[Items listed in a dataset]
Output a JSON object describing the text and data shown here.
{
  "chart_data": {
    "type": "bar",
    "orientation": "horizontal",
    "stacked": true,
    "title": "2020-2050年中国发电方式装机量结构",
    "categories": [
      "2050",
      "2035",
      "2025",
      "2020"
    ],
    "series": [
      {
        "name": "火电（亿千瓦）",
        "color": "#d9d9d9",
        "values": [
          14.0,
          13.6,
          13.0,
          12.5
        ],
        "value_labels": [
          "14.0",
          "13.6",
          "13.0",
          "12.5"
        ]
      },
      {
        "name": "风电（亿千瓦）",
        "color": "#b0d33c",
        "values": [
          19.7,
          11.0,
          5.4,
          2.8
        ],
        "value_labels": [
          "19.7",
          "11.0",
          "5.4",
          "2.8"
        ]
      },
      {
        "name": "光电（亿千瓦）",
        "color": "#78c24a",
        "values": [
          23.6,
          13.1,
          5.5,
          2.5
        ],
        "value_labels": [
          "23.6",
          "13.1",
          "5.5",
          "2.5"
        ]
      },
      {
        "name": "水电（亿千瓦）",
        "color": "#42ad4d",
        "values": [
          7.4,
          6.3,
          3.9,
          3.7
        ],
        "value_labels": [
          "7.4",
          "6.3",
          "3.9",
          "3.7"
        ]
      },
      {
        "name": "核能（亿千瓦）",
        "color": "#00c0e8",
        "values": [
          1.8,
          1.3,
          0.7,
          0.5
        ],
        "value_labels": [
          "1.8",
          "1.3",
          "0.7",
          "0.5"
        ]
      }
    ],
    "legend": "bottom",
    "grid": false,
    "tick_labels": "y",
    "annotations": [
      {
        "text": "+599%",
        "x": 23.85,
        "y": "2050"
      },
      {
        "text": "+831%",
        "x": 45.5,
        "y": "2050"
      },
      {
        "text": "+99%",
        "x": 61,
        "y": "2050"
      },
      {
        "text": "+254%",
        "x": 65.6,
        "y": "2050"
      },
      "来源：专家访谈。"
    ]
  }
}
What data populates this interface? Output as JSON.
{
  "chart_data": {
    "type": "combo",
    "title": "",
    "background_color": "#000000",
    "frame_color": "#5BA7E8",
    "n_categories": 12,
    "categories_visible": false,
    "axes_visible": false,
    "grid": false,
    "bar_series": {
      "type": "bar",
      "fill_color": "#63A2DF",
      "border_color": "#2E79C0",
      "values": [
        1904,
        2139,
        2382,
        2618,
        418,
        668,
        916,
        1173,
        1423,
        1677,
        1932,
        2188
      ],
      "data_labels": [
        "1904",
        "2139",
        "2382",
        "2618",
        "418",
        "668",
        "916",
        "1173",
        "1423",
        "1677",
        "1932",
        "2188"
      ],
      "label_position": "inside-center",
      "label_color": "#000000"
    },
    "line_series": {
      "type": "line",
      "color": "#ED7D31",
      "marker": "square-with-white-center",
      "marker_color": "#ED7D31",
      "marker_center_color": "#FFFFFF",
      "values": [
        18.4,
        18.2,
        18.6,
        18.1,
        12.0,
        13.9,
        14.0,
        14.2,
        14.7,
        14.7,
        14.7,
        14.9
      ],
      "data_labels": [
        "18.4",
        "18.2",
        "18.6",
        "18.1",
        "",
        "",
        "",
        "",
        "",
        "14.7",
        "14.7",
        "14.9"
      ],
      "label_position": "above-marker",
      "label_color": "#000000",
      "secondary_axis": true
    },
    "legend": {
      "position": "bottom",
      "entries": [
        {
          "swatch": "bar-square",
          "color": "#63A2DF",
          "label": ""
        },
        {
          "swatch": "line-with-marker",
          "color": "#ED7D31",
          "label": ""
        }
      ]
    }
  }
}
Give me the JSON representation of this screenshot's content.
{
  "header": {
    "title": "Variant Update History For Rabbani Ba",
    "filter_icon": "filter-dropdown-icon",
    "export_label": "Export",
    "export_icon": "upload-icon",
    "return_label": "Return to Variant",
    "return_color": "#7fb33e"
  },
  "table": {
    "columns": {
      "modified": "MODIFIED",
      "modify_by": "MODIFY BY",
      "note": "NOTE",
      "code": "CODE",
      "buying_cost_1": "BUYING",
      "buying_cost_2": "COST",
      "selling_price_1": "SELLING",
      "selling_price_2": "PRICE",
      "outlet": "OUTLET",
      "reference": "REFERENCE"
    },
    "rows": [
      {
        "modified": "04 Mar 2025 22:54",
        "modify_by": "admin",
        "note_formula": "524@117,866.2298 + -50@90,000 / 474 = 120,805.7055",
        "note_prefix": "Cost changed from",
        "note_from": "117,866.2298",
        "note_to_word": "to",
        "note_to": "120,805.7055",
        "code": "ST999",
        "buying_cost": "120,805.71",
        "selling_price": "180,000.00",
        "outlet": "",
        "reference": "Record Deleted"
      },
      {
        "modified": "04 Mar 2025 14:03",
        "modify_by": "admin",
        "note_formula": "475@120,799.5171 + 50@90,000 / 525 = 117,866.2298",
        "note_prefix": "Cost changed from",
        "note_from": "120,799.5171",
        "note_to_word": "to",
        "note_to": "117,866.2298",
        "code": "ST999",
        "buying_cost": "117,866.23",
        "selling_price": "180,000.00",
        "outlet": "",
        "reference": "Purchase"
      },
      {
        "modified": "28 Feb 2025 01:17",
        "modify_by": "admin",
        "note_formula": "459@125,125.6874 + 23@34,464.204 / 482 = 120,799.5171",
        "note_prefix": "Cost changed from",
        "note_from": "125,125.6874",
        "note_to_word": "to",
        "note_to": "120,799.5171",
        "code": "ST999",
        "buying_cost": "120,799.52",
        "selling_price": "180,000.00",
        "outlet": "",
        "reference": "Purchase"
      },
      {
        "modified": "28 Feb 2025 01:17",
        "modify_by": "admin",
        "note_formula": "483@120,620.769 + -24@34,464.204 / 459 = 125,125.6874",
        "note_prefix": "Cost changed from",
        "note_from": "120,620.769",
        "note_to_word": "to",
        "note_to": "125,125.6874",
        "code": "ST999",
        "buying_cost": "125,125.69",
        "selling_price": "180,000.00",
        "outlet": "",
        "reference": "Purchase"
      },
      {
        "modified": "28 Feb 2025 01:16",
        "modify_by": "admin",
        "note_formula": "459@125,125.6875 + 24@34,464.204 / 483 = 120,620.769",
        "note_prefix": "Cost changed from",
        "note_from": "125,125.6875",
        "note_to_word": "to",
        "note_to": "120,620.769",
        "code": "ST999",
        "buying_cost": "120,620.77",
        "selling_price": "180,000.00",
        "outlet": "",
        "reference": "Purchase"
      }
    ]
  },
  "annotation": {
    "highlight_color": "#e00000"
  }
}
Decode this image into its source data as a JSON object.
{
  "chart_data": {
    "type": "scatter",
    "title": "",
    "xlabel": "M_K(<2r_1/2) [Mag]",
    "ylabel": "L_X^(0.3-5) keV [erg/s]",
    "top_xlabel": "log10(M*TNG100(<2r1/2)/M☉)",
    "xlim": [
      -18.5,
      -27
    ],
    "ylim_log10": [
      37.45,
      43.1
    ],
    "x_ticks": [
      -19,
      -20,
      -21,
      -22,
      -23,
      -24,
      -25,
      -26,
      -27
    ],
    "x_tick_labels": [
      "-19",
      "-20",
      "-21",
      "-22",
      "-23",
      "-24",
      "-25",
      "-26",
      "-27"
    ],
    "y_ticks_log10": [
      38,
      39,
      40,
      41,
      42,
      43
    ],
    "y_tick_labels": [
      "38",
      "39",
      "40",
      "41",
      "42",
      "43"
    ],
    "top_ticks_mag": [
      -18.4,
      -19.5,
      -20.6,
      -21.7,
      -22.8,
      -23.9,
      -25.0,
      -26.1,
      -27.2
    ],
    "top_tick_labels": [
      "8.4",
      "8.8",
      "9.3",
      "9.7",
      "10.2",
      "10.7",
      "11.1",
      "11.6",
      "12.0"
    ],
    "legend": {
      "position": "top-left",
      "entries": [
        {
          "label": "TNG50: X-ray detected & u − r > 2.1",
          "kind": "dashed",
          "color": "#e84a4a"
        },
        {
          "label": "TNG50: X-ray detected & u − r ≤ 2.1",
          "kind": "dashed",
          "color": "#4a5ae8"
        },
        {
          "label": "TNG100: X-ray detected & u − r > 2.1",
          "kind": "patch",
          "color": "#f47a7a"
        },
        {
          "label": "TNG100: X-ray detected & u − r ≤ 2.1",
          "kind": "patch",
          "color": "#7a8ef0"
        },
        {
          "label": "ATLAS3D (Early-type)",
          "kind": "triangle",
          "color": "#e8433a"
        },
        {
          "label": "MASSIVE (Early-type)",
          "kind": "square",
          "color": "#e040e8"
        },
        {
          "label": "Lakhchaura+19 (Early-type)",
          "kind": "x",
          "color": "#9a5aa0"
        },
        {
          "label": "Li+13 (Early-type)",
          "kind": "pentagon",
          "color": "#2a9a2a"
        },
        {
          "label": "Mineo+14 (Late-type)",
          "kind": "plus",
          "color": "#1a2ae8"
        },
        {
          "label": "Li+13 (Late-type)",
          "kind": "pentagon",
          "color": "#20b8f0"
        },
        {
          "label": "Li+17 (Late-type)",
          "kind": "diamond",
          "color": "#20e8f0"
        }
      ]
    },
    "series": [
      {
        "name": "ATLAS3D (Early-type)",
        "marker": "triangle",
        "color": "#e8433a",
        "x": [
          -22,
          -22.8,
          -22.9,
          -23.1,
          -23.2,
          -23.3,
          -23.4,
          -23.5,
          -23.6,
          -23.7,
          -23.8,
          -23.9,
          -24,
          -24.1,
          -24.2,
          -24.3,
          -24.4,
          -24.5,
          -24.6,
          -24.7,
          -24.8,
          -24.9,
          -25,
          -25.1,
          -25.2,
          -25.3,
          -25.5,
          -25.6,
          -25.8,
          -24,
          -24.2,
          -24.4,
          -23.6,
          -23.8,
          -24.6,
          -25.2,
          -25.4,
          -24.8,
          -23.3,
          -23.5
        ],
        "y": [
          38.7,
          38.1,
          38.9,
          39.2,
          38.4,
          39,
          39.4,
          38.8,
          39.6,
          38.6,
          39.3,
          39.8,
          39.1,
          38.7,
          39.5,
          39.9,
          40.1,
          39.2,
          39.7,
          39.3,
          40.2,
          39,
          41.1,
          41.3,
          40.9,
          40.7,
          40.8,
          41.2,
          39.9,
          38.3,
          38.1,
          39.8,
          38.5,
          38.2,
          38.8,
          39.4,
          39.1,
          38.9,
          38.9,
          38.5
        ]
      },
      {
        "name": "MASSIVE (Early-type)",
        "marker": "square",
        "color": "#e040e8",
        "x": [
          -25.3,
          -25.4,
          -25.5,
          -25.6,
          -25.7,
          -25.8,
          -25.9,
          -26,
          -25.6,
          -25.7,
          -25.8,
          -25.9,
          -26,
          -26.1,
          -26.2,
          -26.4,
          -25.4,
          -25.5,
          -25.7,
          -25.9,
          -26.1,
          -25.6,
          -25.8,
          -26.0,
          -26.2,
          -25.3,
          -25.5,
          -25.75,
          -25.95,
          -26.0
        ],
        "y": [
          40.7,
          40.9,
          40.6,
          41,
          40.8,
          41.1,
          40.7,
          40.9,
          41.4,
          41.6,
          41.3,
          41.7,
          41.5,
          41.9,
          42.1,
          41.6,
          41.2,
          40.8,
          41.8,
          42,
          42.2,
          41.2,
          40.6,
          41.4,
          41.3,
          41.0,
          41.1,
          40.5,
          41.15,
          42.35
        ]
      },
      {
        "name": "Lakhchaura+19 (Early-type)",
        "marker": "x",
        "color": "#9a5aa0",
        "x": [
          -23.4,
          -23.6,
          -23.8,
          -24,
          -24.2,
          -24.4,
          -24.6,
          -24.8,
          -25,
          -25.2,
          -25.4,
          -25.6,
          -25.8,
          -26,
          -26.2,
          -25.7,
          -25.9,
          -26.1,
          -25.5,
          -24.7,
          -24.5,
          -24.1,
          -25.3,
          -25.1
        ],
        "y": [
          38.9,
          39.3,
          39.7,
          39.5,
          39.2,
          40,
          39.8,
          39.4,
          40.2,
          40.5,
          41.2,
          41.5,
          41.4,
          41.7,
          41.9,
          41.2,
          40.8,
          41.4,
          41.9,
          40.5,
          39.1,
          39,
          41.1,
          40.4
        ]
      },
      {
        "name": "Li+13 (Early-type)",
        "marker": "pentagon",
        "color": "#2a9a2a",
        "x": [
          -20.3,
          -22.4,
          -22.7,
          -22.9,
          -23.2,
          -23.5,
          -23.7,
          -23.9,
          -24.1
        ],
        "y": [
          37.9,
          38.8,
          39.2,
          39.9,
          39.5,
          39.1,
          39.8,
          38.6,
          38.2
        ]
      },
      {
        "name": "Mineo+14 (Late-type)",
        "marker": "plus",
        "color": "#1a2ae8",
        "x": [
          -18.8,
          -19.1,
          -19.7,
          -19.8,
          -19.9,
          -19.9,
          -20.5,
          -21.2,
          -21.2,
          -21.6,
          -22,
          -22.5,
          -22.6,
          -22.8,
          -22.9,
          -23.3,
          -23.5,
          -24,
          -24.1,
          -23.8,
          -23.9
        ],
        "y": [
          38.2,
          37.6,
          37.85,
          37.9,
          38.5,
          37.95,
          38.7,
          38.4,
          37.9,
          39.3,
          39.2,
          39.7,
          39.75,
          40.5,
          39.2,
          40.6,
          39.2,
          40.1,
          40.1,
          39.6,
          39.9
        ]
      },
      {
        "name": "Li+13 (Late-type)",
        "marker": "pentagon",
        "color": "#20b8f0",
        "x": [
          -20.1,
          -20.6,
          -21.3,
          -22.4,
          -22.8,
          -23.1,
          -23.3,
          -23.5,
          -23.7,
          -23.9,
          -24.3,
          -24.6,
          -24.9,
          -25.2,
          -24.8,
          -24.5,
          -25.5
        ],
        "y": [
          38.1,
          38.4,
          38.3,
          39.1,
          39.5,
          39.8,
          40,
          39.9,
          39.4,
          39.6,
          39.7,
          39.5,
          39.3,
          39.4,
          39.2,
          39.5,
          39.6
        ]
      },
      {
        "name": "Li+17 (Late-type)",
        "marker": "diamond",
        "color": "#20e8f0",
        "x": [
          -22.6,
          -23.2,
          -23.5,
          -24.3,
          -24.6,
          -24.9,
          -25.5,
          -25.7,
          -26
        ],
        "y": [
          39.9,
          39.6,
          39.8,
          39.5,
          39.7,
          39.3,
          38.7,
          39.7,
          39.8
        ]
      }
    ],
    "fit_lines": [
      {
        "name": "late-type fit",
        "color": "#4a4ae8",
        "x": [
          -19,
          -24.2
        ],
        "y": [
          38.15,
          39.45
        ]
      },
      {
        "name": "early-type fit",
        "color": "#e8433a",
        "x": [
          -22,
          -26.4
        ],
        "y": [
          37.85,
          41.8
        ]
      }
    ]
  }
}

- AIM -
Where does the word "detected" appear? Return each line that holds it.

- FINISHED ANSWER -
          "label": "TNG50: X-ray detected & u − r > 2.1",
          "label": "TNG50: X-ray detected & u − r ≤ 2.1",
          "label": "TNG100: X-ray detected & u − r > 2.1",
          "label": "TNG100: X-ray detected & u − r ≤ 2.1",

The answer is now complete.